PROBLEM :: Leave out the images; return the rest of the data exactly.

Collected data:
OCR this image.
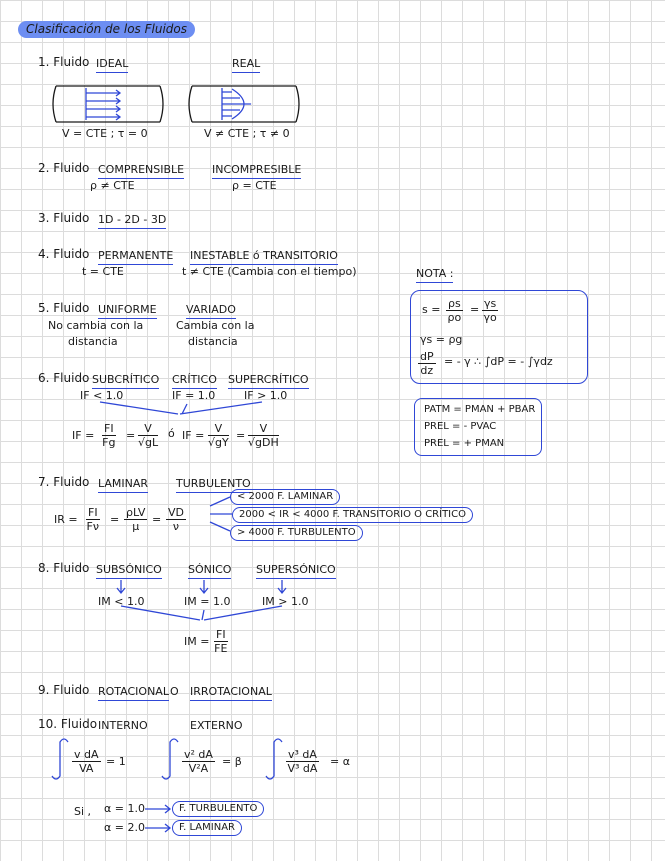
Clasificación de los Fluidos
1. Fluido IDEAL	REAL
V = CTE ; τ = 0	V ≠ CTE ; τ ≠ 0
2. Fluido COMPRENSIBLE	INCOMPRESIBLE
ρ ≠ CTE	ρ = CTE
3. Fluido 1D - 2D - 3D
4. Fluido PERMANENTE INESTABLE ó TRANSITORIO
t = CTE	t ≠ CTE (Cambia con el tiempo)	NOTA :
$s = \frac{\rho s}{\rho o} = \frac{\gamma s}{\gamma o}$
γs = ρg
$\frac{dP}{dz}$ = - γ ∴ ∫dP = - ∫γdz
PATM = PMAN + PBAR
PREL = - PVAC
PREL = + PMAN
5. Fluido UNIFORME	VARIADO
No cambia con la
distancia
Cambia con la
distancia
6. Fluido SUBCRÍTICO CRÍTICO SUPERCRÍTICO
IF < 1.0	IF = 1.0	IF > 1.0
IF = $\frac{FI}{Fg} = \frac{V}{√gL}$ ó IF = $\frac{V}{√gY}$ =
V
√gDH
7. Fluido LAMINAR	TURBULENTO
IR = $\frac{FI}{F\nu}$ =
ρLV
μ
= $\frac{VD}{\nu}$
< 2000 F. LAMINAR
2000 < IR < 4000 F. TRANSITORIO O CRÍTICO
> 4000 F. TURBULENTO
8. Fluido SUBSÓNICO SÓNICO SUPERSÓNICO
IM < 1.0	IM = 1.0	IM > 1.0
IM = $\frac{FI}{FE}$
9. Fluido ROTACIONAL O IRROTACIONAL
10. Fluido INTERNO	EXTERNO
$\frac{\text{v dA}}{VA} = 1$	$\frac{\text{v² dA}}{\text{V²A}} = \beta$	$\frac{\text{v³ dA}}{\text{V³ dA}} = \alpha$
Si , α = 1.0
α = 2.0
F. TURBULENTO
F. LAMINAR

SOLUTION FOR THIS EXERCISE ::
OCR this image.
Clasificación de los Fluidos
1. Fluido IDEAL	REAL
V = CTE ; τ = 0	V ≠ CTE ; τ ≠ 0
2. Fluido COMPRENSIBLE	INCOMPRESIBLE
ρ ≠ CTE	ρ = CTE
3. Fluido 1D - 2D - 3D
4. Fluido PERMANENTE INESTABLE ó TRANSITORIO
t = CTE	t ≠ CTE (Cambia con el tiempo)	NOTA :
$s = \frac{\rho s}{\rho o} = \frac{\gamma s}{\gamma o}$
γs = ρg
$\frac{dP}{dz}$ = - γ ∴ ∫dP = - ∫γdz
PATM = PMAN + PBAR
PREL = - PVAC
PREL = + PMAN
5. Fluido UNIFORME	VARIADO
No cambia con la
distancia
Cambia con la
distancia
6. Fluido SUBCRÍTICO CRÍTICO SUPERCRÍTICO
IF < 1.0	IF = 1.0	IF > 1.0
IF = $\frac{FI}{Fg} = \frac{V}{√gL}$ ó IF = $\frac{V}{√gY}$ =
V
√gDH
7. Fluido LAMINAR	TURBULENTO
IR = $\frac{FI}{F\nu}$ =
ρLV
μ
= $\frac{VD}{\nu}$
< 2000 F. LAMINAR
2000 < IR < 4000 F. TRANSITORIO O CRÍTICO
> 4000 F. TURBULENTO
8. Fluido SUBSÓNICO SÓNICO SUPERSÓNICO
IM < 1.0	IM = 1.0	IM > 1.0
IM = $\frac{FI}{FE}$
9. Fluido ROTACIONAL O IRROTACIONAL
10. Fluido INTERNO	EXTERNO
$\frac{\text{v dA}}{VA} = 1$	$\frac{\text{v² dA}}{\text{V²A}} = \beta$	$\frac{\text{v³ dA}}{\text{V³ dA}} = \alpha$
Si , α = 1.0
α = 2.0
F. TURBULENTO
F. LAMINAR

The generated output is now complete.